— START OF Source data —
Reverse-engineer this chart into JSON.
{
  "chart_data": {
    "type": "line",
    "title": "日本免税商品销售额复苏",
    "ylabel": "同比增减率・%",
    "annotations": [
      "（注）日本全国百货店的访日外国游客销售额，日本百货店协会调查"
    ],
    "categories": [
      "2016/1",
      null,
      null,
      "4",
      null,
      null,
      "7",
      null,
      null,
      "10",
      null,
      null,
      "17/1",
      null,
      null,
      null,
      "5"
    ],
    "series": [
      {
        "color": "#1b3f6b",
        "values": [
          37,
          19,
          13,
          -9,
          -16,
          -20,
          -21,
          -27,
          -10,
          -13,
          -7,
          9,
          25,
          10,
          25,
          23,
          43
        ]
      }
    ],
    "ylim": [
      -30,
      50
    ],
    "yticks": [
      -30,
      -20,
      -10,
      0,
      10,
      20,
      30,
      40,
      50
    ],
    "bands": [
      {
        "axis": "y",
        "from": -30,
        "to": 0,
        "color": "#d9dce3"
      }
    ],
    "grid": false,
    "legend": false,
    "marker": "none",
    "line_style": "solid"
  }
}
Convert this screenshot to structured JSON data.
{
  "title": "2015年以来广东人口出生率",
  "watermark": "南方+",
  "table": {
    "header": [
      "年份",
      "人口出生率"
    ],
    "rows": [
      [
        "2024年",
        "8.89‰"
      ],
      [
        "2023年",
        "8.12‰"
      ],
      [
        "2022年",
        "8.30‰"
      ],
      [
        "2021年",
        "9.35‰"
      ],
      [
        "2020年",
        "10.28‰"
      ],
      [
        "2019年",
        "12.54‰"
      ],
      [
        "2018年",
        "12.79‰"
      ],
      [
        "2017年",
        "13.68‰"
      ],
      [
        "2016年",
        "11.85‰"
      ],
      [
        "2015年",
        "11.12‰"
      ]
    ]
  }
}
— END OF Source data —
## Problem details
Above are some records. Print them all exactly.

## Full output
Reverse-engineer this chart into JSON.
{
  "chart_data": {
    "type": "line",
    "title": "日本免税商品销售额复苏",
    "ylabel": "同比增减率・%",
    "annotations": [
      "（注）日本全国百货店的访日外国游客销售额，日本百货店协会调查"
    ],
    "categories": [
      "2016/1",
      null,
      null,
      "4",
      null,
      null,
      "7",
      null,
      null,
      "10",
      null,
      null,
      "17/1",
      null,
      null,
      null,
      "5"
    ],
    "series": [
      {
        "color": "#1b3f6b",
        "values": [
          37,
          19,
          13,
          -9,
          -16,
          -20,
          -21,
          -27,
          -10,
          -13,
          -7,
          9,
          25,
          10,
          25,
          23,
          43
        ]
      }
    ],
    "ylim": [
      -30,
      50
    ],
    "yticks": [
      -30,
      -20,
      -10,
      0,
      10,
      20,
      30,
      40,
      50
    ],
    "bands": [
      {
        "axis": "y",
        "from": -30,
        "to": 0,
        "color": "#d9dce3"
      }
    ],
    "grid": false,
    "legend": false,
    "marker": "none",
    "line_style": "solid"
  }
}
Convert this screenshot to structured JSON data.
{
  "title": "2015年以来广东人口出生率",
  "watermark": "南方+",
  "table": {
    "header": [
      "年份",
      "人口出生率"
    ],
    "rows": [
      [
        "2024年",
        "8.89‰"
      ],
      [
        "2023年",
        "8.12‰"
      ],
      [
        "2022年",
        "8.30‰"
      ],
      [
        "2021年",
        "9.35‰"
      ],
      [
        "2020年",
        "10.28‰"
      ],
      [
        "2019年",
        "12.54‰"
      ],
      [
        "2018年",
        "12.79‰"
      ],
      [
        "2017年",
        "13.68‰"
      ],
      [
        "2016年",
        "11.85‰"
      ],
      [
        "2015年",
        "11.12‰"
      ]
    ]
  }
}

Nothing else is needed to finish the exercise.